WHAT THE EXERCISE ASKS -> Leave the pictures out and transcribe every record exactly.
-- Start of RECORDS PROVIDED --
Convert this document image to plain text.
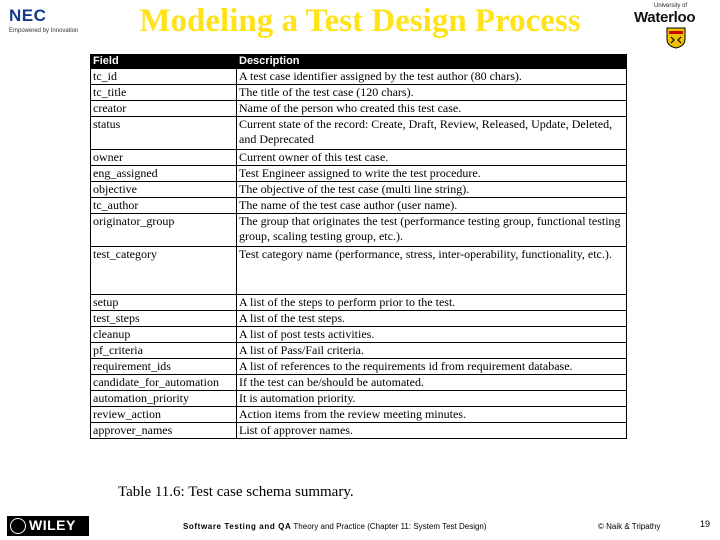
NEC
Empowered by Innovation	Modeling a Test Design Process	University of
Waterloo
Field	Description
tc_id	A test case identifier assigned by the test author (80 chars).
tc_title	The title of the test case (120 chars).
creator	Name of the person who created this test case.
status	Current state of the record: Create, Draft, Review, Released, Update, Deleted, and Deprecated
owner	Current owner of this test case.
eng_assigned	Test Engineer assigned to write the test procedure.
objective	The objective of the test case (multi line string).
tc_author	The name of the test case author (user name).
originator_group	The group that originates the test (performance testing group, functional testing group, scaling testing group, etc.).
test_category	Test category name (performance, stress, inter-operability, functionality, etc.).
setup	A list of the steps to perform prior to the test.
test_steps	A list of the test steps.
cleanup	A list of post tests activities.
pf_criteria	A list of Pass/Fail criteria.
requirement_ids	A list of references to the requirements id from requirement database.
candidate_for_automation	If the test can be/should be automated.
automation_priority	It is automation priority.
review_action	Action items from the review meeting minutes.
approver_names	List of approver names.
Table 11.6: Test case schema summary.
WILEY	Software Testing and QA Theory and Practice (Chapter 11: System Test Design)	© Naik & Tripathy	19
-- End of RECORDS PROVIDED --
RESULT FOR THIS TASK ->
Convert this document image to plain text.
NEC
Empowered by Innovation	Modeling a Test Design Process	University of
Waterloo
Field	Description
tc_id	A test case identifier assigned by the test author (80 chars).
tc_title	The title of the test case (120 chars).
creator	Name of the person who created this test case.
status	Current state of the record: Create, Draft, Review, Released, Update, Deleted, and Deprecated
owner	Current owner of this test case.
eng_assigned	Test Engineer assigned to write the test procedure.
objective	The objective of the test case (multi line string).
tc_author	The name of the test case author (user name).
originator_group	The group that originates the test (performance testing group, functional testing group, scaling testing group, etc.).
test_category	Test category name (performance, stress, inter-operability, functionality, etc.).
setup	A list of the steps to perform prior to the test.
test_steps	A list of the test steps.
cleanup	A list of post tests activities.
pf_criteria	A list of Pass/Fail criteria.
requirement_ids	A list of references to the requirements id from requirement database.
candidate_for_automation	If the test can be/should be automated.
automation_priority	It is automation priority.
review_action	Action items from the review meeting minutes.
approver_names	List of approver names.
Table 11.6: Test case schema summary.
WILEY	Software Testing and QA Theory and Practice (Chapter 11: System Test Design)	© Naik & Tripathy	19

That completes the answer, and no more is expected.